● EXERCISE PROMPT: Can you pull out each line of the data below that includes the word "name"?

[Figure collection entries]
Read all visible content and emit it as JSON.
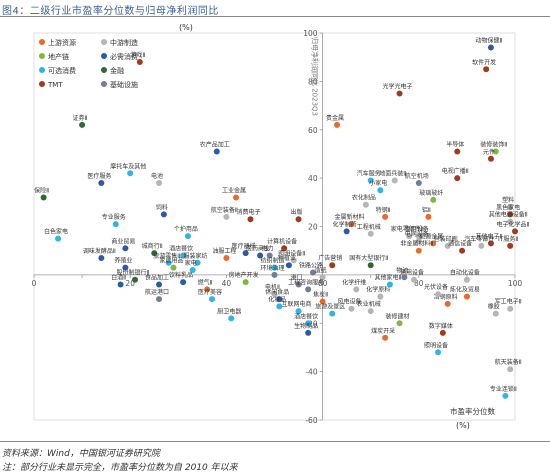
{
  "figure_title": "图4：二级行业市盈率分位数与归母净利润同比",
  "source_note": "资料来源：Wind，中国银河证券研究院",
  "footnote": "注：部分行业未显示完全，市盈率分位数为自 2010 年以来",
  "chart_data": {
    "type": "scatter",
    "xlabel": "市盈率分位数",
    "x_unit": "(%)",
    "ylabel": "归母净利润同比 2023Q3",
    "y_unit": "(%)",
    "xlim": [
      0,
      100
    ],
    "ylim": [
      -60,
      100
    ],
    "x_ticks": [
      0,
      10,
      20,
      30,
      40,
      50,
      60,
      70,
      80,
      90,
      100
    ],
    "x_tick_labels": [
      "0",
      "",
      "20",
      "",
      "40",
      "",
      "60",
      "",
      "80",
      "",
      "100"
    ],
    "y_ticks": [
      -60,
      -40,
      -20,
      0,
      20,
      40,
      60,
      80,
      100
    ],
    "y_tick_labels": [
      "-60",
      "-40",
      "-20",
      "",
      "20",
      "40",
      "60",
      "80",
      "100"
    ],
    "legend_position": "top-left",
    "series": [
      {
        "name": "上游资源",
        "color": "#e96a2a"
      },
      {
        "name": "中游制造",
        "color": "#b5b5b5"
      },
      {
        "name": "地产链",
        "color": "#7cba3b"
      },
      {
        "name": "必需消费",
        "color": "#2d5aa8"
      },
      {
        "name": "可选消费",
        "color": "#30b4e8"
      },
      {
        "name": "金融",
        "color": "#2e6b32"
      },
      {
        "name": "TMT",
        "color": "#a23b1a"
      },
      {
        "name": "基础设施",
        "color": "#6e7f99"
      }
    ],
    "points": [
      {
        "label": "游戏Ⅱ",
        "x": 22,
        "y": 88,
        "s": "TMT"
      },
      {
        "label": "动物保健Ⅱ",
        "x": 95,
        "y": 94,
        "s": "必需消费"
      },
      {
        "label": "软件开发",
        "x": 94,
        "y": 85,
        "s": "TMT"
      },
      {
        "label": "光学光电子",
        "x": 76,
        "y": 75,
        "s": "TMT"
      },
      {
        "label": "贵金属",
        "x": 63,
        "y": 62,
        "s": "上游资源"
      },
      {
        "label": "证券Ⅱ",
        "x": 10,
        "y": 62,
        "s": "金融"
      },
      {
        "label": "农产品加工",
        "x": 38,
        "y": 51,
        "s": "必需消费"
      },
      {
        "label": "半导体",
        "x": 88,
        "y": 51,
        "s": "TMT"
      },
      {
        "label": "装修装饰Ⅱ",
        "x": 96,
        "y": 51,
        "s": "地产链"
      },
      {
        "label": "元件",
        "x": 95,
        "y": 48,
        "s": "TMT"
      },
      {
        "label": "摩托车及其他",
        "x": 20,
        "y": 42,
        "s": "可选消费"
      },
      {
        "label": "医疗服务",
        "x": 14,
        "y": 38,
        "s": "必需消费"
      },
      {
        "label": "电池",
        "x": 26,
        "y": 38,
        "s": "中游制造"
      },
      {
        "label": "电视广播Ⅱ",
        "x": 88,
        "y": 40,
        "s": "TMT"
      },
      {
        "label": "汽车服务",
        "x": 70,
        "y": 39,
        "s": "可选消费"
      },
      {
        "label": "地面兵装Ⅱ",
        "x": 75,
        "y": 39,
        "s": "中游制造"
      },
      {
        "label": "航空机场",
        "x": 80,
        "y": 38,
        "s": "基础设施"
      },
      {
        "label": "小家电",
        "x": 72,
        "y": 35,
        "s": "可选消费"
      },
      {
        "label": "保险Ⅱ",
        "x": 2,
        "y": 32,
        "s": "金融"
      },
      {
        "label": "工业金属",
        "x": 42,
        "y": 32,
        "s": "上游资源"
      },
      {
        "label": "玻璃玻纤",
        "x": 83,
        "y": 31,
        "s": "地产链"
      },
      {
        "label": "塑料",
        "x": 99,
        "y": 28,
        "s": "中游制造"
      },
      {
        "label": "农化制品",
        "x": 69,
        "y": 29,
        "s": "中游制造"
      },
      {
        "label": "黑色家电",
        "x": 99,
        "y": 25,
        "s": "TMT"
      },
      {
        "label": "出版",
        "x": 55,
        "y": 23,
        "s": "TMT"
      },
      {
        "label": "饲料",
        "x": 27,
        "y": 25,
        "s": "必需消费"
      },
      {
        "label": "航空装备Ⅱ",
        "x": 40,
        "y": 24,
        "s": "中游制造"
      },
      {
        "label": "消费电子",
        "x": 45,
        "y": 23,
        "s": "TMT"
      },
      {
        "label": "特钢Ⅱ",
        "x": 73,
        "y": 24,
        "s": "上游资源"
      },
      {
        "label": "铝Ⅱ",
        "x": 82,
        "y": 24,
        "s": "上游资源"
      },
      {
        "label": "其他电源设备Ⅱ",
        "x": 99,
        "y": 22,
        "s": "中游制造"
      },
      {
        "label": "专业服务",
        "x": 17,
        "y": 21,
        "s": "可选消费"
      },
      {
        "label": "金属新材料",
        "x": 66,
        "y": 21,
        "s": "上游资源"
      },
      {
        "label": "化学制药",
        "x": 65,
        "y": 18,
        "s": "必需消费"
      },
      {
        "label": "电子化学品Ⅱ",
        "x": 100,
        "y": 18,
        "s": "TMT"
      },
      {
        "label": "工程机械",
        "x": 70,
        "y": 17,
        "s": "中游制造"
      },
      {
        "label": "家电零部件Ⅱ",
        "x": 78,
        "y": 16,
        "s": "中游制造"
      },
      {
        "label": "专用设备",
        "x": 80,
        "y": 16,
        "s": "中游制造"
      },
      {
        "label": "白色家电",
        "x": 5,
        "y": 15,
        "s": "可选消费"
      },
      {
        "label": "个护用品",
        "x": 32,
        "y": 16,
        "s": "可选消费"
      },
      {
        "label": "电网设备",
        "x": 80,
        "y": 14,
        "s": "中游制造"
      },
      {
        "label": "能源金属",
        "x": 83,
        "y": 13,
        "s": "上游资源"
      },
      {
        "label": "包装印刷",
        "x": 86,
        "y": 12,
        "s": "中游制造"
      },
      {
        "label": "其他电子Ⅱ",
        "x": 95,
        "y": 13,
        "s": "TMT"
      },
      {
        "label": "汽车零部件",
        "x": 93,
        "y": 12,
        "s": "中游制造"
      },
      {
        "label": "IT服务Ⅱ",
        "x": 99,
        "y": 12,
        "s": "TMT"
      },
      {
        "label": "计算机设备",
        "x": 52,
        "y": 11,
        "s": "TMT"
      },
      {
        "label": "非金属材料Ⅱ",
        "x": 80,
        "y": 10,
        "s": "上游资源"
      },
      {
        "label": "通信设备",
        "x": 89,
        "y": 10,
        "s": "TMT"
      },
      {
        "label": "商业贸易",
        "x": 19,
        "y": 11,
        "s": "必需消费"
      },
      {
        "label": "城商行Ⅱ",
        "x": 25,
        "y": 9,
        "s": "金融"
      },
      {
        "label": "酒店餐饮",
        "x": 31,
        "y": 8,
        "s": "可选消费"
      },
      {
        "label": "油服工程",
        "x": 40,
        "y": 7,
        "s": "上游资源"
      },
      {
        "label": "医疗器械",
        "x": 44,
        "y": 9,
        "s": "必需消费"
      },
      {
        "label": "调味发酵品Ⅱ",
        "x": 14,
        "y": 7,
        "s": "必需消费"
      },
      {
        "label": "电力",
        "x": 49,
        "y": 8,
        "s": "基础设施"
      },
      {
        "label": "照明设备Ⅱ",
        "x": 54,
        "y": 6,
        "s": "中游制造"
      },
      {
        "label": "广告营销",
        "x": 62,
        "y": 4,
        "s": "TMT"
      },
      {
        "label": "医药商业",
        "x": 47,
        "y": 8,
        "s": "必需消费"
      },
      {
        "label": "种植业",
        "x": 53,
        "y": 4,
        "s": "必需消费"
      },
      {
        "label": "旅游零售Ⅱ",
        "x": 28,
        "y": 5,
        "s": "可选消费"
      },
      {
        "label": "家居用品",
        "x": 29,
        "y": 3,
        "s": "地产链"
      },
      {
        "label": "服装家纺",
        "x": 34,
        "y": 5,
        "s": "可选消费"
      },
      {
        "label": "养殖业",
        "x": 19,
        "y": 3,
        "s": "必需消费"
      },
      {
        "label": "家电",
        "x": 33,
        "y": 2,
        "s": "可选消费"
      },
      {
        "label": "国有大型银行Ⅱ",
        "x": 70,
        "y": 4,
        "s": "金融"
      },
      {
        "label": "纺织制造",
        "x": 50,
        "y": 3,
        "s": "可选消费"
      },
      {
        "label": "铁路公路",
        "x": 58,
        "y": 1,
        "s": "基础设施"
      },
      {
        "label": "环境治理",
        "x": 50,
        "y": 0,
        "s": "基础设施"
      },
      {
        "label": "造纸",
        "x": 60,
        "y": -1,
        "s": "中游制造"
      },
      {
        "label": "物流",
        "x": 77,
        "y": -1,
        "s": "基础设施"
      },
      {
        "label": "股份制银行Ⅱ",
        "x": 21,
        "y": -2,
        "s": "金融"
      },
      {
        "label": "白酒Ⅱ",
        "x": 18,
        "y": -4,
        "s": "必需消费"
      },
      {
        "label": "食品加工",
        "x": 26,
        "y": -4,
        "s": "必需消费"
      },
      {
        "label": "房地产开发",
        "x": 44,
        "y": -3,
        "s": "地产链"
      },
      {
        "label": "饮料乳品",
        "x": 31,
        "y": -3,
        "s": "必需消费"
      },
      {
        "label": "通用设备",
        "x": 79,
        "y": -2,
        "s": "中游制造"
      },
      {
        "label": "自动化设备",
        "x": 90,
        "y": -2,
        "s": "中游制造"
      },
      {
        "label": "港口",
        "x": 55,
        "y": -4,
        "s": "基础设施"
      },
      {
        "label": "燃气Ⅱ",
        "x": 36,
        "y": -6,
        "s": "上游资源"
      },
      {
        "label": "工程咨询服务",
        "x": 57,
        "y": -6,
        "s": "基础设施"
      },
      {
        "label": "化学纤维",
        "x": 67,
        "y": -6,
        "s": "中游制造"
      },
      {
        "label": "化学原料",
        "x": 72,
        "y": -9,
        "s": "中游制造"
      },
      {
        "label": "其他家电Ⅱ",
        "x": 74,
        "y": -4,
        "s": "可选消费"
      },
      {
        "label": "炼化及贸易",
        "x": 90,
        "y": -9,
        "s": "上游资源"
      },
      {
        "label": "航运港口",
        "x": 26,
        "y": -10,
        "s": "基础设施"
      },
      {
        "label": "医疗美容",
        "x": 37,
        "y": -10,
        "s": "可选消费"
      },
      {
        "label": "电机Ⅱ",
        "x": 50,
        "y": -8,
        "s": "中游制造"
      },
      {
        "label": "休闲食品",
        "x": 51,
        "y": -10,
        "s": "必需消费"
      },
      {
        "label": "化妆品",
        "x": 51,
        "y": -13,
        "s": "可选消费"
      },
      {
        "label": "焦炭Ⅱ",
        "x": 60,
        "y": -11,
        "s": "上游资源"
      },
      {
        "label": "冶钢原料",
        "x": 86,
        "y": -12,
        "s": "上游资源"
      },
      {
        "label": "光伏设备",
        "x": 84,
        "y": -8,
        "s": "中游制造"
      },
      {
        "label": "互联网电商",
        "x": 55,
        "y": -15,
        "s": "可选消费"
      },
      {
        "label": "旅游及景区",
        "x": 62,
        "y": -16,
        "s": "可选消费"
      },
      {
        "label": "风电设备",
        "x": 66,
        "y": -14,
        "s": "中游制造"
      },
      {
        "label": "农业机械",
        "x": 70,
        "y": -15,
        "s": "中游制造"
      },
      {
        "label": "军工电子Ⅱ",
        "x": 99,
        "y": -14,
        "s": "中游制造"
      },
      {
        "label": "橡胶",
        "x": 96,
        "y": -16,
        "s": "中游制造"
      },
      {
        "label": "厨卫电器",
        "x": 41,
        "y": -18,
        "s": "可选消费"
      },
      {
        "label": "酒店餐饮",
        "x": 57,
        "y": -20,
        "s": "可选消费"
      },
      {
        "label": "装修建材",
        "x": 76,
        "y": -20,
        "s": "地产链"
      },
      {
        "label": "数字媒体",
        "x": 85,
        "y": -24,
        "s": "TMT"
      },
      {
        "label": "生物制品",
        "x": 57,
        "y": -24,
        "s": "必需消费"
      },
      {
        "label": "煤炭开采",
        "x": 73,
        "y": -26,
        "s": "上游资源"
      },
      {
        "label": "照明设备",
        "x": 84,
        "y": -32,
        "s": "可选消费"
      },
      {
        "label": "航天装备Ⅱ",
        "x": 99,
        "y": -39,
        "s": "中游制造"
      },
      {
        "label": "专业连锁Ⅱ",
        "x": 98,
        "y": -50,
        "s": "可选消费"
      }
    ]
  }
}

● FINAL ANSWER:
        "name": "上游资源",
        "name": "中游制造",
        "name": "地产链",
        "name": "必需消费",
        "name": "可选消费",
        "name": "金融",
        "name": "TMT",
        "name": "基础设施",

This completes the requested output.